**To do**
Copy every line of the listing exactly.

**Data shown**
★ ★ ★

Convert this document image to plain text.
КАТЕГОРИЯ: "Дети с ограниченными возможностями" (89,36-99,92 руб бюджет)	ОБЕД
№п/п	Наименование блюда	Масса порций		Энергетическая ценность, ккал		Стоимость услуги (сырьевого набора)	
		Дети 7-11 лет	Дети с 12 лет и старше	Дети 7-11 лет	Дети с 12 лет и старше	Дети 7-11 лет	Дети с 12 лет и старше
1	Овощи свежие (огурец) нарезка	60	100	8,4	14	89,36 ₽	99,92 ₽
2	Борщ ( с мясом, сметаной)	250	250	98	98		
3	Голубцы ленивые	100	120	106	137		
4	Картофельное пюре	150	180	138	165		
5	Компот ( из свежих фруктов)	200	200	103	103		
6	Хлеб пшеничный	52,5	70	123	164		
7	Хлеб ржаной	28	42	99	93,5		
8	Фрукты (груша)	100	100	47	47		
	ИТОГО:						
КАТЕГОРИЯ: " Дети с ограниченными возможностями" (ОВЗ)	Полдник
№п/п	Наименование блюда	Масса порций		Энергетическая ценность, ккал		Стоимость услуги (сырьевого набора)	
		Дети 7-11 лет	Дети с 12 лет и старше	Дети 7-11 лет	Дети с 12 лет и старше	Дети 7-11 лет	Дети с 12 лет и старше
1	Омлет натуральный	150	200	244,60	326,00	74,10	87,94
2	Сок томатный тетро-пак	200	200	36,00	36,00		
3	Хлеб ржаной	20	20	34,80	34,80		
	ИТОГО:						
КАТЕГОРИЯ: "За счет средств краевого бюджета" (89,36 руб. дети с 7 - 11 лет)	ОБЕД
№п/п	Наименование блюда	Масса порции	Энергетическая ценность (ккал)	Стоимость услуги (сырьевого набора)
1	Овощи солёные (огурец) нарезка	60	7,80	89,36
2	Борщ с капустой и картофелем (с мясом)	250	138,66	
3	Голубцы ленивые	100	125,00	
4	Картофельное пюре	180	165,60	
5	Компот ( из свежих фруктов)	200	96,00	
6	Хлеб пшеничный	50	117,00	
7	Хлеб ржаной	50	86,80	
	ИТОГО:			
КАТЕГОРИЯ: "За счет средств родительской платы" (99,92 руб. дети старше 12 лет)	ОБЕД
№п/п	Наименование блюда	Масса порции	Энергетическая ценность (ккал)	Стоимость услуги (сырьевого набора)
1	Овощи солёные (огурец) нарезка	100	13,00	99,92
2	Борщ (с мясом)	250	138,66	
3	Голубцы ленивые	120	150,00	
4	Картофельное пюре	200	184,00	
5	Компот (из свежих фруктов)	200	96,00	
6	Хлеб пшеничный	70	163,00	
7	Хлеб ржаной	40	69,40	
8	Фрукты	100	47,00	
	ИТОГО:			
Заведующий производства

★ ★ ★

**Worked solution**
Convert this document image to plain text.
КАТЕГОРИЯ: "Дети с ограниченными возможностями" (89,36-99,92 руб бюджет)	ОБЕД
№п/п	Наименование блюда	Масса порций		Энергетическая ценность, ккал		Стоимость услуги (сырьевого набора)	
		Дети 7-11 лет	Дети с 12 лет и старше	Дети 7-11 лет	Дети с 12 лет и старше	Дети 7-11 лет	Дети с 12 лет и старше
1	Овощи свежие (огурец) нарезка	60	100	8,4	14	89,36 ₽	99,92 ₽
2	Борщ ( с мясом, сметаной)	250	250	98	98		
3	Голубцы ленивые	100	120	106	137		
4	Картофельное пюре	150	180	138	165		
5	Компот ( из свежих фруктов)	200	200	103	103		
6	Хлеб пшеничный	52,5	70	123	164		
7	Хлеб ржаной	28	42	99	93,5		
8	Фрукты (груша)	100	100	47	47		
	ИТОГО:						
КАТЕГОРИЯ: " Дети с ограниченными возможностями" (ОВЗ)	Полдник
№п/п	Наименование блюда	Масса порций		Энергетическая ценность, ккал		Стоимость услуги (сырьевого набора)	
		Дети 7-11 лет	Дети с 12 лет и старше	Дети 7-11 лет	Дети с 12 лет и старше	Дети 7-11 лет	Дети с 12 лет и старше
1	Омлет натуральный	150	200	244,60	326,00	74,10	87,94
2	Сок томатный тетро-пак	200	200	36,00	36,00		
3	Хлеб ржаной	20	20	34,80	34,80		
	ИТОГО:						
КАТЕГОРИЯ: "За счет средств краевого бюджета" (89,36 руб. дети с 7 - 11 лет)	ОБЕД
№п/п	Наименование блюда	Масса порции	Энергетическая ценность (ккал)	Стоимость услуги (сырьевого набора)
1	Овощи солёные (огурец) нарезка	60	7,80	89,36
2	Борщ с капустой и картофелем (с мясом)	250	138,66	
3	Голубцы ленивые	100	125,00	
4	Картофельное пюре	180	165,60	
5	Компот ( из свежих фруктов)	200	96,00	
6	Хлеб пшеничный	50	117,00	
7	Хлеб ржаной	50	86,80	
	ИТОГО:			
КАТЕГОРИЯ: "За счет средств родительской платы" (99,92 руб. дети старше 12 лет)	ОБЕД
№п/п	Наименование блюда	Масса порции	Энергетическая ценность (ккал)	Стоимость услуги (сырьевого набора)
1	Овощи солёные (огурец) нарезка	100	13,00	99,92
2	Борщ (с мясом)	250	138,66	
3	Голубцы ленивые	120	150,00	
4	Картофельное пюре	200	184,00	
5	Компот (из свежих фруктов)	200	96,00	
6	Хлеб пшеничный	70	163,00	
7	Хлеб ржаной	40	69,40	
8	Фрукты	100	47,00	
	ИТОГО:			
Заведующий производства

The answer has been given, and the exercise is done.